— START —

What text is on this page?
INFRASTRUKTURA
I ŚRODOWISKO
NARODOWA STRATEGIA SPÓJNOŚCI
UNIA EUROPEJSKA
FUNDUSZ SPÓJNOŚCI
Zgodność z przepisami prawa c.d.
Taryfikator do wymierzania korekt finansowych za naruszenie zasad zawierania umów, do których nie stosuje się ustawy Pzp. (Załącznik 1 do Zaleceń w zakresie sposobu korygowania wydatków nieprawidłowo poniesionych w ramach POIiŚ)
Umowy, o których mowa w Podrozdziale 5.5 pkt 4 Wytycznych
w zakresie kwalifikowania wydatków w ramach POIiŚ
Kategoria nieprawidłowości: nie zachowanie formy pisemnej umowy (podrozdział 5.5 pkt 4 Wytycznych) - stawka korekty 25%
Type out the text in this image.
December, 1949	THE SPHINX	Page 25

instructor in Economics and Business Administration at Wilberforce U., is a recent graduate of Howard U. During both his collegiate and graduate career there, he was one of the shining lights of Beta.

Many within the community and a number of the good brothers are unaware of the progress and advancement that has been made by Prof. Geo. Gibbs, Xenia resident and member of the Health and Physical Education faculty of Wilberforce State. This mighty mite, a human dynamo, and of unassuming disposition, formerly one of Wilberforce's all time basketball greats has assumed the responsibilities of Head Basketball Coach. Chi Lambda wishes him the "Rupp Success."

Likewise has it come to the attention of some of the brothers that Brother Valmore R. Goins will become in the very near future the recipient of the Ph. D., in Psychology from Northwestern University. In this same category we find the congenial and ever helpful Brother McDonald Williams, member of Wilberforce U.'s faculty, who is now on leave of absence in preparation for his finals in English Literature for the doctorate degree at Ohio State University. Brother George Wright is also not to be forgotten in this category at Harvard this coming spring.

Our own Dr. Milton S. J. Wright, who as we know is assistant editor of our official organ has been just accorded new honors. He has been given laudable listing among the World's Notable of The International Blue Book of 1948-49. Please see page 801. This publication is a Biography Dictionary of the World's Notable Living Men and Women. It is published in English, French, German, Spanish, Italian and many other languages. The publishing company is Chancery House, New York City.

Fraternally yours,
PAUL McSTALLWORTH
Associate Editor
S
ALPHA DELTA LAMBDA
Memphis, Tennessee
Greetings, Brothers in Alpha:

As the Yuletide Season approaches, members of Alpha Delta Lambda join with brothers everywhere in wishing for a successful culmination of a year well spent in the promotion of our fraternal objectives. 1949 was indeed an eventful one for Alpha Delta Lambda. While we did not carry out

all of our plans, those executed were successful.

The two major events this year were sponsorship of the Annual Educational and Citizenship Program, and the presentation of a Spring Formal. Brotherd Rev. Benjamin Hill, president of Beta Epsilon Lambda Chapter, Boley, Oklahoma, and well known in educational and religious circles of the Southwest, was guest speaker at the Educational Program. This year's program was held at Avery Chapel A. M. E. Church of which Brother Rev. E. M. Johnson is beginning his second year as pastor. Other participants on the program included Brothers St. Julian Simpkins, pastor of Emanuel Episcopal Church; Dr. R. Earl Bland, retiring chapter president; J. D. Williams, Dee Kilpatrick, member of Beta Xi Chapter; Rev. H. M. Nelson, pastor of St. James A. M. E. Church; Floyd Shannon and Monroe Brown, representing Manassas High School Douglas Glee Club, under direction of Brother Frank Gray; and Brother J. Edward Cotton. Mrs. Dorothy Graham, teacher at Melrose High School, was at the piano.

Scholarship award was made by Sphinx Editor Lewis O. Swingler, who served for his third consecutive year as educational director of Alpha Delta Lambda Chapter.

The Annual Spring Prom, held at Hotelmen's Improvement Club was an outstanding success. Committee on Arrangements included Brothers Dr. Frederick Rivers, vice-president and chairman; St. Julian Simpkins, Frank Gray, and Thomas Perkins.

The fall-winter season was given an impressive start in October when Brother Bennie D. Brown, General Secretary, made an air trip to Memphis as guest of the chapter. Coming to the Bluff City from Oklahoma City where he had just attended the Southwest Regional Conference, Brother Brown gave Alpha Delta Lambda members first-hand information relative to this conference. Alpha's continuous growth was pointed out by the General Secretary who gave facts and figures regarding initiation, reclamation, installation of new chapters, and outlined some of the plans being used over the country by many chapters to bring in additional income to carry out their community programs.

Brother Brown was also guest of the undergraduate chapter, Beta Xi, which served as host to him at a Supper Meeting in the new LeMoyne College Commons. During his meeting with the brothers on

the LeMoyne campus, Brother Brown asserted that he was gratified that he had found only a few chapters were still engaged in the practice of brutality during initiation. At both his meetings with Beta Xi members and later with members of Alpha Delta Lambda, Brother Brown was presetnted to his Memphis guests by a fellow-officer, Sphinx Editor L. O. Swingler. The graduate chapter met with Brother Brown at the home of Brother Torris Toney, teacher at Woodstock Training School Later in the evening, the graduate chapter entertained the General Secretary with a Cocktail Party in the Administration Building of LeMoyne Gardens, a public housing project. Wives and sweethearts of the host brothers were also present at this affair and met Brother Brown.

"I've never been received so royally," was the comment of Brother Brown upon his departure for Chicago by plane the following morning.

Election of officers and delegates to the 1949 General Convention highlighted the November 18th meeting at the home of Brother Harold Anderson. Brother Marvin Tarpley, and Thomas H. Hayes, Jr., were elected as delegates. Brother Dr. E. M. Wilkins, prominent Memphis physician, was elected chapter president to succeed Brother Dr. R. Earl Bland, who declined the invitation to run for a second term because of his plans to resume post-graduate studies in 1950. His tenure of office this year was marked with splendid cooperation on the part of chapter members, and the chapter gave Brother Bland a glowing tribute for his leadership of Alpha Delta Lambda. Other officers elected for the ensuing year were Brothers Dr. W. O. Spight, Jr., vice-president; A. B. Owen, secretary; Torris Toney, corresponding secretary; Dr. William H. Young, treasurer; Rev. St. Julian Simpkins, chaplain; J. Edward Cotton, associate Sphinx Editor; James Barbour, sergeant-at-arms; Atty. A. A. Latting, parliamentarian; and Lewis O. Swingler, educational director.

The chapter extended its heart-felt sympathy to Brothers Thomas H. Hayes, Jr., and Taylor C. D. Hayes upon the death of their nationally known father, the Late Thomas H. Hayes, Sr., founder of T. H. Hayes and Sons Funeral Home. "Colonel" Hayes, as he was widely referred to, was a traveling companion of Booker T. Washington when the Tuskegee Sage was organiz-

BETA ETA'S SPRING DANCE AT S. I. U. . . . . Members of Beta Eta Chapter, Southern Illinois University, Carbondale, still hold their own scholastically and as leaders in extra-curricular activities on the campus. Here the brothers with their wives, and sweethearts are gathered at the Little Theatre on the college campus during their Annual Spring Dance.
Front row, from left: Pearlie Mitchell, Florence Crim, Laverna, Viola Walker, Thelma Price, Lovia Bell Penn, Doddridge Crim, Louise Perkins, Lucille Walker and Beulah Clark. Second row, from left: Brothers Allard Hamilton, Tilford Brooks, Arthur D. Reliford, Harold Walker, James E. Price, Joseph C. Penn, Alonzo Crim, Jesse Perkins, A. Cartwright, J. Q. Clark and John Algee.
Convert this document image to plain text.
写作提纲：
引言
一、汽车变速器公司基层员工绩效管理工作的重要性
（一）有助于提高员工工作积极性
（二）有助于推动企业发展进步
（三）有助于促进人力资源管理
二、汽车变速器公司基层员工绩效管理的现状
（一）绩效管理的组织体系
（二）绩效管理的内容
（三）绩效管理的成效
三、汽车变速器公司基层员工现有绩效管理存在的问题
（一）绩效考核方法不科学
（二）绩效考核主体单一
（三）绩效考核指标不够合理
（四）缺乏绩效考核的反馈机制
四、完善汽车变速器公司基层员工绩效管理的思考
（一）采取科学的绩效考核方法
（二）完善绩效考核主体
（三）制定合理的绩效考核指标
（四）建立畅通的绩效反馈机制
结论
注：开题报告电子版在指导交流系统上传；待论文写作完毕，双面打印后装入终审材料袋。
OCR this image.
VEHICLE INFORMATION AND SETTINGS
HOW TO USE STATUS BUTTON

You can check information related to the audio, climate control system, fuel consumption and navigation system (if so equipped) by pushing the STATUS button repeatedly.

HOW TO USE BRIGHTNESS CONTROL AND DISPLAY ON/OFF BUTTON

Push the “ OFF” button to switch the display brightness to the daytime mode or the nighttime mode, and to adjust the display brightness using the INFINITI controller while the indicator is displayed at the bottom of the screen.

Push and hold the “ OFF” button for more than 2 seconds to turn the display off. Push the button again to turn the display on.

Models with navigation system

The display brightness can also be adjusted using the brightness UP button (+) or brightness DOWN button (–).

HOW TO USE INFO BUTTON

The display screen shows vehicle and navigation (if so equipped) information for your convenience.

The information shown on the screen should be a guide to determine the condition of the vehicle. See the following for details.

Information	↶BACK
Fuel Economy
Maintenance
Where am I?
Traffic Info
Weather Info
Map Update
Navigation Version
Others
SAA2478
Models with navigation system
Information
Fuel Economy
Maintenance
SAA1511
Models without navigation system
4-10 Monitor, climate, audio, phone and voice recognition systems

— END —

* Short problem: Give back exactly the lines running from the line containing "OCR this image." through the end of the material above, both included, and nothing beyond them.

* Written solution:
OCR this image.
VEHICLE INFORMATION AND SETTINGS
HOW TO USE STATUS BUTTON

You can check information related to the audio, climate control system, fuel consumption and navigation system (if so equipped) by pushing the STATUS button repeatedly.

HOW TO USE BRIGHTNESS CONTROL AND DISPLAY ON/OFF BUTTON

Push the “ OFF” button to switch the display brightness to the daytime mode or the nighttime mode, and to adjust the display brightness using the INFINITI controller while the indicator is displayed at the bottom of the screen.

Push and hold the “ OFF” button for more than 2 seconds to turn the display off. Push the button again to turn the display on.

Models with navigation system

The display brightness can also be adjusted using the brightness UP button (+) or brightness DOWN button (–).

HOW TO USE INFO BUTTON

The display screen shows vehicle and navigation (if so equipped) information for your convenience.

The information shown on the screen should be a guide to determine the condition of the vehicle. See the following for details.

Information	↶BACK
Fuel Economy
Maintenance
Where am I?
Traffic Info
Weather Info
Map Update
Navigation Version
Others
SAA2478
Models with navigation system
Information
Fuel Economy
Maintenance
SAA1511
Models without navigation system
4-10 Monitor, climate, audio, phone and voice recognition systems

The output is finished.